Milli Eğitim Bakanı Yusuf Tekin, "12 yıllık mecburi eğitim"in zararları hakkında yazıp çizenleri ümitlendiren açıklamalar yapmıştı bir ara…
Bu iş, hal yoluna konulacaktı.
Çalışmalar devam ediyor.
Umarım, bu büyük sıkıntı "hafifletilecek" uzun olmayan bir zaman sonra…
Türkiye'de işler zor.
Bu konu gündeme geldiğinde Sayın Bakan'ı hedef alan çevreler iyice gaza basacak ve olmadık yerlerden vurmaya çalışacaklardır.
Yok, 'Kız çocuklarının okumasını istemiyorsunuz!' filan.
Merak buyurmasınlar, öyle bir durum yok, olamaz da…
Şimdilerde hanım kısmı, erkeklerden bin kat baskın.
Her yerde onların dediği oluyor.
Onların beyanı esas, paşası paşaların en paşası!
Muhafazakâr erkekler de iyice "hanım köylü" oldu.
Ödleri kopuyor evden fırça yemekten.
Hizaya geldiler yani, getirildiler.
Yaşasın Feminizm!
*
Mesele, başka mesele…
Bu 12 yıl mecburi eğitim uygulaması o kadar kötü oldu ki…
Genç 18 yaşında mesleksiz diplomalı olarak liseden çıkıyor, hoop kapıları ardına kadar açık üniversitelerden birine kapak atıyor.
Bölüm çok, boş beleş bölüm de çok üniversitelerde.
Genç böylece hayatı en azından bir dört sene ötelemiş, kendisini çok sıkan aile ortamından uzaklaşmış, kendince âlemlere akmış oluyor.

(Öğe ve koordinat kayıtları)
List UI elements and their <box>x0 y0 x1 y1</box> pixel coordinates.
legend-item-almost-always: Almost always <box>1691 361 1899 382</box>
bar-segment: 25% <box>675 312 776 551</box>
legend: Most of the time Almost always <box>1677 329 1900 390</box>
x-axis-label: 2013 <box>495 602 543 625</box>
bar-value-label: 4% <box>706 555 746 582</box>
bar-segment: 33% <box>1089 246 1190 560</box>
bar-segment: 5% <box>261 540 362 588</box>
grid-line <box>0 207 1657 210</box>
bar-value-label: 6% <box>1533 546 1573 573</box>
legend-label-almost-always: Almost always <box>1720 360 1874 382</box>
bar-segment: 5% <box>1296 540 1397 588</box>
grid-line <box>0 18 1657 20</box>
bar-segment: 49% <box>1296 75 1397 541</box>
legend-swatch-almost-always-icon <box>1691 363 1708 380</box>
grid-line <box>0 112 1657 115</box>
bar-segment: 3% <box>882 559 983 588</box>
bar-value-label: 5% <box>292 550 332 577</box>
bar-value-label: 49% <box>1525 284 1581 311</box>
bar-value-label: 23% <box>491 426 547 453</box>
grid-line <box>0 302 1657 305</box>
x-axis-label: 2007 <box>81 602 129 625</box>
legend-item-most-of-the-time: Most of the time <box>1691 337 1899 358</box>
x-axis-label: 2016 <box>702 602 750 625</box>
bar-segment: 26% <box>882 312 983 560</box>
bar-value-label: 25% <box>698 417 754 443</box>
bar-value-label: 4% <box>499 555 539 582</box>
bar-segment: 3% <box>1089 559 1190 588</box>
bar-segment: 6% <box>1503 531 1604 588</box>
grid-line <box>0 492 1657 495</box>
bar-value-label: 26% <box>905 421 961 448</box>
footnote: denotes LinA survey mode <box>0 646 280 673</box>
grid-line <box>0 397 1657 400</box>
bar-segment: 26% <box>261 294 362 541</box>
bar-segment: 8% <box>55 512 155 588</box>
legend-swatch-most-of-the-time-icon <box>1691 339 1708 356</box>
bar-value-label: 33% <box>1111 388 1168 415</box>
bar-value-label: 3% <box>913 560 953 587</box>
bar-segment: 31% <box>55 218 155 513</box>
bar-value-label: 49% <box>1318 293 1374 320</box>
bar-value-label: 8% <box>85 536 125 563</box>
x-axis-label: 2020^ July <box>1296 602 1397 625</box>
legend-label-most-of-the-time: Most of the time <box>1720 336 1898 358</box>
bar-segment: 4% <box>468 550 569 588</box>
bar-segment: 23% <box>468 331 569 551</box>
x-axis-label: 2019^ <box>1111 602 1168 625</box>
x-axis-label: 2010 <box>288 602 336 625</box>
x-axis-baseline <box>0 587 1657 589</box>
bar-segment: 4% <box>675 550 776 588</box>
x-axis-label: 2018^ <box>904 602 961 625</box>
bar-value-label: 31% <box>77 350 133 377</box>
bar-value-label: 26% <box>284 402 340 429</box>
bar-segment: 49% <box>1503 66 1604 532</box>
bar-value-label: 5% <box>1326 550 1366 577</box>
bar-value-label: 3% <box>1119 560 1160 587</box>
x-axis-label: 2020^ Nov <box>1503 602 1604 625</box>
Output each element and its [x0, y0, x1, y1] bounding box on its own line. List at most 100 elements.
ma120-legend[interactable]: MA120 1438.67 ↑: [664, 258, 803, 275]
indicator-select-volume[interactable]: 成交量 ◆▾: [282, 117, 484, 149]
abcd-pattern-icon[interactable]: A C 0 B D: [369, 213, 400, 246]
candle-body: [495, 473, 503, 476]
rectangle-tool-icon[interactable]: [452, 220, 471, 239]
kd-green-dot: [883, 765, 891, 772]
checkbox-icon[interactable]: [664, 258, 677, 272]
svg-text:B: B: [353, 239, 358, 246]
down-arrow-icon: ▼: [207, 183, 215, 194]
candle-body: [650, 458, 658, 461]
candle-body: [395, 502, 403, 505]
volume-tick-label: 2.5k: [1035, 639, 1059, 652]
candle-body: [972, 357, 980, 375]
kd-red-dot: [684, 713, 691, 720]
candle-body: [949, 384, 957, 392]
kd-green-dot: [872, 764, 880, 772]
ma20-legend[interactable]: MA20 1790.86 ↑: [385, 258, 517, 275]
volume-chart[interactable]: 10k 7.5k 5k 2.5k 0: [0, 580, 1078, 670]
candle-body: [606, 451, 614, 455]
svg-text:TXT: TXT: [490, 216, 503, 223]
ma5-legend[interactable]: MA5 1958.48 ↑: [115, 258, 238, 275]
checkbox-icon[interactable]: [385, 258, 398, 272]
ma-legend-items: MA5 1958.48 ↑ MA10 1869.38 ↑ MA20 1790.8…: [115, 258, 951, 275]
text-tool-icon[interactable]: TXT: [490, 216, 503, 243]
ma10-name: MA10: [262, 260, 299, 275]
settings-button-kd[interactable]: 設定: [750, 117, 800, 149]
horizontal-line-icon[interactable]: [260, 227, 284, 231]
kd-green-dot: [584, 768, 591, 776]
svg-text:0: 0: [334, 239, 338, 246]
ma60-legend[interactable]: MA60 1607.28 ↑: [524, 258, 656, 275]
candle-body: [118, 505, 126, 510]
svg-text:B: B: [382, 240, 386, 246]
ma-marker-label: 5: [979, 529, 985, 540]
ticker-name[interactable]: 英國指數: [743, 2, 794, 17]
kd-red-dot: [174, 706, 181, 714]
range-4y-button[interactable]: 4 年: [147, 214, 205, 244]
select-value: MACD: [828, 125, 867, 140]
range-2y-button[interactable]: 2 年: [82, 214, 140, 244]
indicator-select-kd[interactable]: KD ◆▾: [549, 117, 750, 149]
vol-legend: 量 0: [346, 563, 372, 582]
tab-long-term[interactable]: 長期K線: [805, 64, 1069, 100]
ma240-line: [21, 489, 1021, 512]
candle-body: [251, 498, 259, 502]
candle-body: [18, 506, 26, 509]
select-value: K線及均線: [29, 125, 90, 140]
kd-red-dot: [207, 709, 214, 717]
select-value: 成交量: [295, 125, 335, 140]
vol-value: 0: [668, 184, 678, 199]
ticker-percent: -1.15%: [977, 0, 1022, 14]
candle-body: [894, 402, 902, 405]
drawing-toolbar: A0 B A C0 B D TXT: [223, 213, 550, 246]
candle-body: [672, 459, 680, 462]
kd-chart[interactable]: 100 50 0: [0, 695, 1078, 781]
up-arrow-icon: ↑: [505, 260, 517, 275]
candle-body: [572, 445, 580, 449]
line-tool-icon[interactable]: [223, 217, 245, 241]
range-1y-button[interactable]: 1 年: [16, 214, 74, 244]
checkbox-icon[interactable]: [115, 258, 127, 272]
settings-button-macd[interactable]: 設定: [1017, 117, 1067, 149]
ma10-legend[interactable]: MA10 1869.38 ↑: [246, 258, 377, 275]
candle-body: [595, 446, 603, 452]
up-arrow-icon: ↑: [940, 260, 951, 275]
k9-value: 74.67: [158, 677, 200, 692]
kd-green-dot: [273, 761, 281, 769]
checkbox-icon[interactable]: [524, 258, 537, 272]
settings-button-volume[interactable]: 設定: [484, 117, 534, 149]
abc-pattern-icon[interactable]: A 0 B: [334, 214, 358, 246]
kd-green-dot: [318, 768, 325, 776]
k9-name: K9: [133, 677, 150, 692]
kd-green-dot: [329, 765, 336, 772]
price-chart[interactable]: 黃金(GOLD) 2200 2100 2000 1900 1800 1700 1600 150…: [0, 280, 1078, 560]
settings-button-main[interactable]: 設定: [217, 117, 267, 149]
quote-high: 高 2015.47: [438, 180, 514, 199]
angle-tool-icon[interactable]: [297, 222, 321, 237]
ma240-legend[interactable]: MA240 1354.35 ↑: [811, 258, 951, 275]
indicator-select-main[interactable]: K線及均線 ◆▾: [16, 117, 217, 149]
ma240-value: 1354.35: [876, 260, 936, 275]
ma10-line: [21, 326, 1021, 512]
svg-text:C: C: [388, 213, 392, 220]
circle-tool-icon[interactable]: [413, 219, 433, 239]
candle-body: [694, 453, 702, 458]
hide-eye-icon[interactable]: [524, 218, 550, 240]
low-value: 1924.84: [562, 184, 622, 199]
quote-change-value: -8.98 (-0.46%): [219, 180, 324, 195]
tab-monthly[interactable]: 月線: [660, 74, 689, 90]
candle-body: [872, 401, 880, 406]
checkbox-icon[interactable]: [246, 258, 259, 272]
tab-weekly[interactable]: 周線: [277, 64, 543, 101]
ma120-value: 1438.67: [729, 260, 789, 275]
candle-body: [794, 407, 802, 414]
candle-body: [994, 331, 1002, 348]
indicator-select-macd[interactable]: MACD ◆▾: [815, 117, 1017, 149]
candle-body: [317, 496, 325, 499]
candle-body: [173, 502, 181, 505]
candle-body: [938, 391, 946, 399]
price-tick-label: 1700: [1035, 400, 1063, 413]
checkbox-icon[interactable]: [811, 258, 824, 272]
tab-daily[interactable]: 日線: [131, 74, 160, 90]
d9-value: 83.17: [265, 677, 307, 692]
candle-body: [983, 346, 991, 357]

Yapılacak işler —
A – Zorunlu eğitim üzerine olan bu yazıda yazar "Türkiye'de işler zor" diyor. Bunu neden söylediğini yazının verdiği gerekçeyle bir iki cümlede açıklayın.
B – Zorunlu eğitim üzerine olan yazıya göre aşağıdaki soruları yanıtlayın:
(i) Açıklamaları yapan Milli Eğitim Bakanı'nın adı ne?
(ii) Genç liseden kaç yaşında çıkıyor?
(iii) Muhafazakâr erkeklerin ödü neyden kopuyor?

Tamamlanan çalışma —
A – Yazara göre bu konu gündeme geldiğinde Bakan'ı hedef alan çevreler iyice gaza basacak ve olmadık yerlerden vurmaya çalışacaktır. Buna örnek olarak da "Kız çocuklarının okumasını istemiyorsunuz!" gibi suçlamaları gösteriyor.

B –
(i) Yusuf Tekin
(ii) 18 yaşında
(iii) Evden fırça yemekten